- [INPUT ROWS]

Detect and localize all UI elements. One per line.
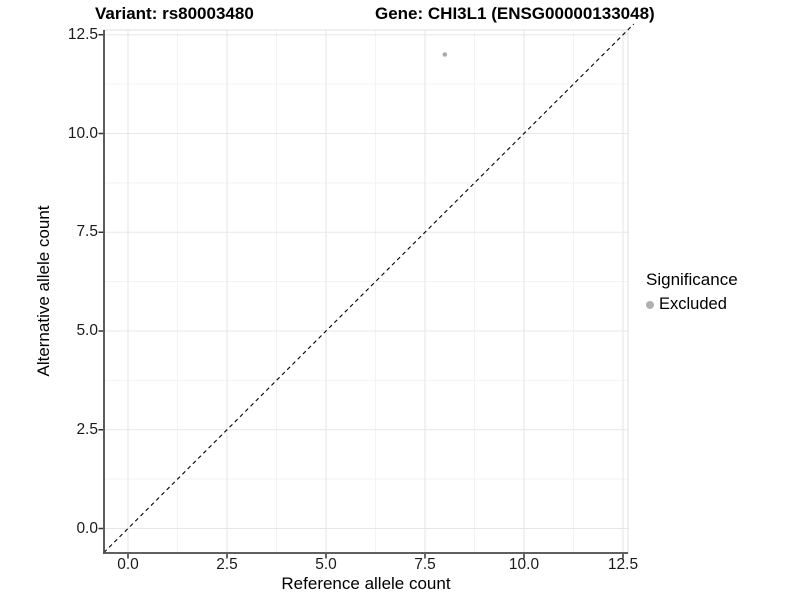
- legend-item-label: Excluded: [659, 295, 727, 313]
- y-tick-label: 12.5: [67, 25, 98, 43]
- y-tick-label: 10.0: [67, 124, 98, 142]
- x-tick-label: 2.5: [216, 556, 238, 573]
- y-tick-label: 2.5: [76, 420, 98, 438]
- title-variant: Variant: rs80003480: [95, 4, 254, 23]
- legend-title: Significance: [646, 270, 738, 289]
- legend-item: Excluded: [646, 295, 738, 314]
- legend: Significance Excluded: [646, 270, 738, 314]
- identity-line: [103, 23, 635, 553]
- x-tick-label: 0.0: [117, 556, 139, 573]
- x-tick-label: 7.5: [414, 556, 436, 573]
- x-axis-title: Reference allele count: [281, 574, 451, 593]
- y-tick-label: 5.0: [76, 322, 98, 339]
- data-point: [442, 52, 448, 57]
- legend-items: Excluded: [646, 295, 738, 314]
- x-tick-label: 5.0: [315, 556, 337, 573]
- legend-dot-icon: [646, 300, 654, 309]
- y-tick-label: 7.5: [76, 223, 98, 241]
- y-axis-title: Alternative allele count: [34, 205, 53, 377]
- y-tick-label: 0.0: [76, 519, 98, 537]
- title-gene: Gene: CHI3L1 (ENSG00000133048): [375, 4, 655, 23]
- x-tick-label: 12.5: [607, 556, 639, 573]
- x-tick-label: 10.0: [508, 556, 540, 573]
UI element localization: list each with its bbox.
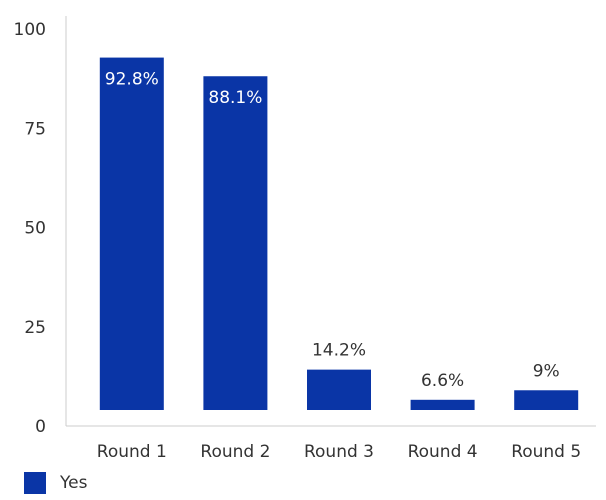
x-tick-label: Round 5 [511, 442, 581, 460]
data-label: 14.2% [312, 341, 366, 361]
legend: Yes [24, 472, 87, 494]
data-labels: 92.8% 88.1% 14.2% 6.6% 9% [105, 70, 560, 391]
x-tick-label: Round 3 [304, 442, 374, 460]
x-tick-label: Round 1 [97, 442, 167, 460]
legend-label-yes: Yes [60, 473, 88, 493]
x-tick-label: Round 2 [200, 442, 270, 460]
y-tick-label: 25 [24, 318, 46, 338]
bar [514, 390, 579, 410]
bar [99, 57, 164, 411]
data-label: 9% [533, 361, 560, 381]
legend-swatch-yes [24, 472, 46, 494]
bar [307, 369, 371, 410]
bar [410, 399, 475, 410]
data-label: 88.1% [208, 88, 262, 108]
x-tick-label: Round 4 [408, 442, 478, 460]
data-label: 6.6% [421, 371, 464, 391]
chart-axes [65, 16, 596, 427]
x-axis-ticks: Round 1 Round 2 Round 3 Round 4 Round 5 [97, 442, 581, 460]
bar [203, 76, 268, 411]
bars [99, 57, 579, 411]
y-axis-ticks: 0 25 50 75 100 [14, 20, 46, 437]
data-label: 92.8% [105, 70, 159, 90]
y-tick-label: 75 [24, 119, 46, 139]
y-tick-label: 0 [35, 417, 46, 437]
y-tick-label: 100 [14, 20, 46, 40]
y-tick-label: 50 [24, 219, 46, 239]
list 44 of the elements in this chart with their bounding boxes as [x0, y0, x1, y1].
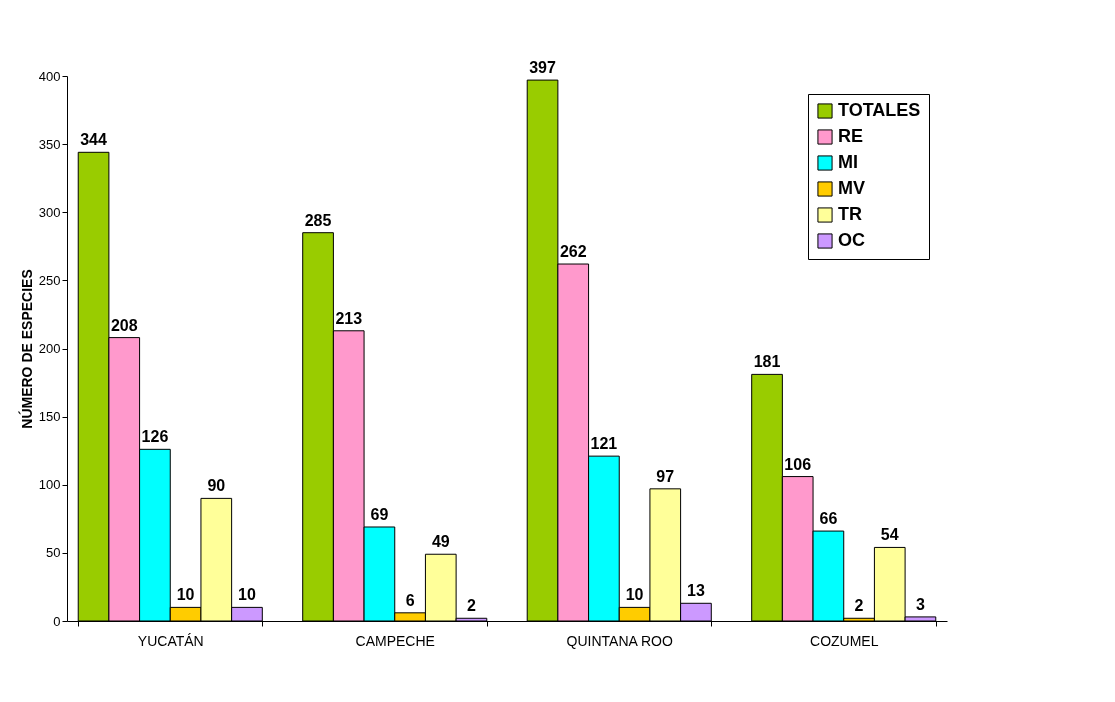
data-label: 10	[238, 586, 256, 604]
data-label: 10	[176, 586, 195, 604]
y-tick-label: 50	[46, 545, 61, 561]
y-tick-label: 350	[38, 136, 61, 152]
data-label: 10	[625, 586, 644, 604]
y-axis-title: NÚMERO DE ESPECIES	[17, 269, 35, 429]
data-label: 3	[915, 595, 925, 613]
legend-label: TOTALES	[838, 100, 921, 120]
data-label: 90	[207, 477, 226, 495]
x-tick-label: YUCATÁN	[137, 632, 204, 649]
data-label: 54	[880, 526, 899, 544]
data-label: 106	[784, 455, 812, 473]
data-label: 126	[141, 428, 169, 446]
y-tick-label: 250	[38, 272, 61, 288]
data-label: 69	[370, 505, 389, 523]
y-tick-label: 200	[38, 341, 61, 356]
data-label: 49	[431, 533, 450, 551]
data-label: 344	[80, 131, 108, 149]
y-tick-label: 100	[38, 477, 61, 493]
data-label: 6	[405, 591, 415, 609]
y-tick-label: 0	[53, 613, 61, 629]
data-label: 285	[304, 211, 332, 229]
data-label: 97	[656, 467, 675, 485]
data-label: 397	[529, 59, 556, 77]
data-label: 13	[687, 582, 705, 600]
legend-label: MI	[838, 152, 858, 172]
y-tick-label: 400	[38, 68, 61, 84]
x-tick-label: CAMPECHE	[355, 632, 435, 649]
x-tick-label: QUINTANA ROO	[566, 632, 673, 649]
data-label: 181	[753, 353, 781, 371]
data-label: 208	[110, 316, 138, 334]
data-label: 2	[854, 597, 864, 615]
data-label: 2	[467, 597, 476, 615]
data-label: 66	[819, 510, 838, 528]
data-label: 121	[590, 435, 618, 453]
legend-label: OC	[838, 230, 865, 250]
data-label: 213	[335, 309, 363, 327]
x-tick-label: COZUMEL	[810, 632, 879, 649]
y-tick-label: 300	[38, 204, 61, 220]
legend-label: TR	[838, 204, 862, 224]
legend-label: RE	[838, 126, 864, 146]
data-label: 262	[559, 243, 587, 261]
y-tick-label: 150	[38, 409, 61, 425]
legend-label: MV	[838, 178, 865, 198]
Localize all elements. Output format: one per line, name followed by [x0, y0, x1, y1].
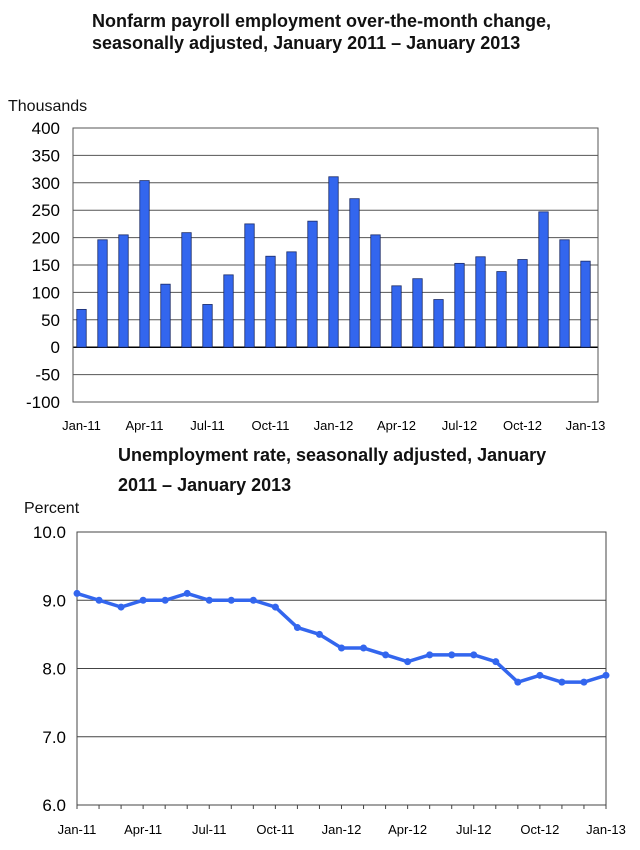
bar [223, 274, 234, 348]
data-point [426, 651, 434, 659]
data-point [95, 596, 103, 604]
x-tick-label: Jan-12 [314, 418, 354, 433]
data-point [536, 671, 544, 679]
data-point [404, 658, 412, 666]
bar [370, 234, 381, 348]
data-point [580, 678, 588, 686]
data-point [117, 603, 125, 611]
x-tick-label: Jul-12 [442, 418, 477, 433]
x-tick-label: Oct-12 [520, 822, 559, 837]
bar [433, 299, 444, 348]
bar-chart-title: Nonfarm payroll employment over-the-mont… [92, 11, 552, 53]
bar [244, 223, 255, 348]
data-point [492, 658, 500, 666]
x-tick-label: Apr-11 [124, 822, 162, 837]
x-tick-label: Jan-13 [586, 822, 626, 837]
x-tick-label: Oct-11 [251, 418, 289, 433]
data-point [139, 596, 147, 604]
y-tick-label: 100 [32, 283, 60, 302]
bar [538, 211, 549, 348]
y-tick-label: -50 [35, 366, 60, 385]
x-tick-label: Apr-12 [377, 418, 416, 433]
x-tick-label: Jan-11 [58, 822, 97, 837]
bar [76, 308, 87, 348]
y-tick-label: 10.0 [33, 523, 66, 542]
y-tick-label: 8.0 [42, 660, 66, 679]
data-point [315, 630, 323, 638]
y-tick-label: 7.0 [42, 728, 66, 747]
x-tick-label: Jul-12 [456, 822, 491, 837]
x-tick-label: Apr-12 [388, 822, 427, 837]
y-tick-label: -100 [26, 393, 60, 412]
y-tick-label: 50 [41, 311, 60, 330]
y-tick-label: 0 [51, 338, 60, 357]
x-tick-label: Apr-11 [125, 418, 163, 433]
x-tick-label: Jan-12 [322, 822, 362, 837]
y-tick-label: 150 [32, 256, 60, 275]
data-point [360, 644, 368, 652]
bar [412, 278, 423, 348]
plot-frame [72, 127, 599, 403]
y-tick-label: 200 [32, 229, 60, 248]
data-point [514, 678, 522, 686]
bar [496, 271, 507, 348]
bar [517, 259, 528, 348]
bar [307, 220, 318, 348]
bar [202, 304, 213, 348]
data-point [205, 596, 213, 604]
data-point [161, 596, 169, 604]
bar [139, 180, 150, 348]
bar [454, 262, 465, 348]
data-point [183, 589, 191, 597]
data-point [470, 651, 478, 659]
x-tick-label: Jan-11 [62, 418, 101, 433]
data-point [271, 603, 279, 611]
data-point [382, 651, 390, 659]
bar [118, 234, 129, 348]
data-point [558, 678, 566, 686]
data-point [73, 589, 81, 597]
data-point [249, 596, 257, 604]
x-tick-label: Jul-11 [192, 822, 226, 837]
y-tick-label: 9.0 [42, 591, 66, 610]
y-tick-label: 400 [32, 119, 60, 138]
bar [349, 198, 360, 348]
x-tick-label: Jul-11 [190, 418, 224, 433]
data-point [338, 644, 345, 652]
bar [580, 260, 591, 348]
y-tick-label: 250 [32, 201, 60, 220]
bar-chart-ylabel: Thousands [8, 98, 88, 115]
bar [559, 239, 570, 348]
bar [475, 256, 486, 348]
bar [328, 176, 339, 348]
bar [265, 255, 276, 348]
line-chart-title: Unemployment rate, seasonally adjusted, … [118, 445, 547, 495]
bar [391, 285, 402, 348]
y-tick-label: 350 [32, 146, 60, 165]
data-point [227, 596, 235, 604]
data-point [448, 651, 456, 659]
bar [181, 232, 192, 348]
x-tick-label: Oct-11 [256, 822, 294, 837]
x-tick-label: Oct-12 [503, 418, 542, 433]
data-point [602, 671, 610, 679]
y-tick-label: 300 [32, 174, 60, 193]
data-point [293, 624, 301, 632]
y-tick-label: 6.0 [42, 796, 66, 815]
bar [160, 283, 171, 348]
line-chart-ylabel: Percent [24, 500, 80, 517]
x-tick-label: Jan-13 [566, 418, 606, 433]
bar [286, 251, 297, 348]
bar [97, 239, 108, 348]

- [TO DO] Please copy the lines of the items from the one containing "- legend-item-label: Excluded: [659, 295, 727, 313]" through the one containing "- y-tick-label: 7.5: [76, 223, 98, 241]", both included, without any changes.

- [OUTPUT BELOW]
- legend-item-label: Excluded: [659, 295, 727, 313]
- y-tick-label: 12.5: [67, 25, 98, 43]
- y-tick-label: 10.0: [67, 124, 98, 142]
- x-tick-label: 2.5: [216, 556, 238, 573]
- y-tick-label: 2.5: [76, 420, 98, 438]
- title-variant: Variant: rs80003480: [95, 4, 254, 23]
- legend-title: Significance: [646, 270, 738, 289]
- legend-item: Excluded: [646, 295, 738, 314]
- legend: Significance Excluded: [646, 270, 738, 314]
- identity-line: [103, 23, 635, 553]
- x-tick-label: 0.0: [117, 556, 139, 573]
- x-tick-label: 7.5: [414, 556, 436, 573]
- x-axis-title: Reference allele count: [281, 574, 451, 593]
- y-tick-label: 5.0: [76, 322, 98, 339]
- data-point: [442, 52, 448, 57]
- legend-items: Excluded: [646, 295, 738, 314]
- x-tick-label: 5.0: [315, 556, 337, 573]
- legend-dot-icon: [646, 300, 654, 309]
- y-tick-label: 7.5: [76, 223, 98, 241]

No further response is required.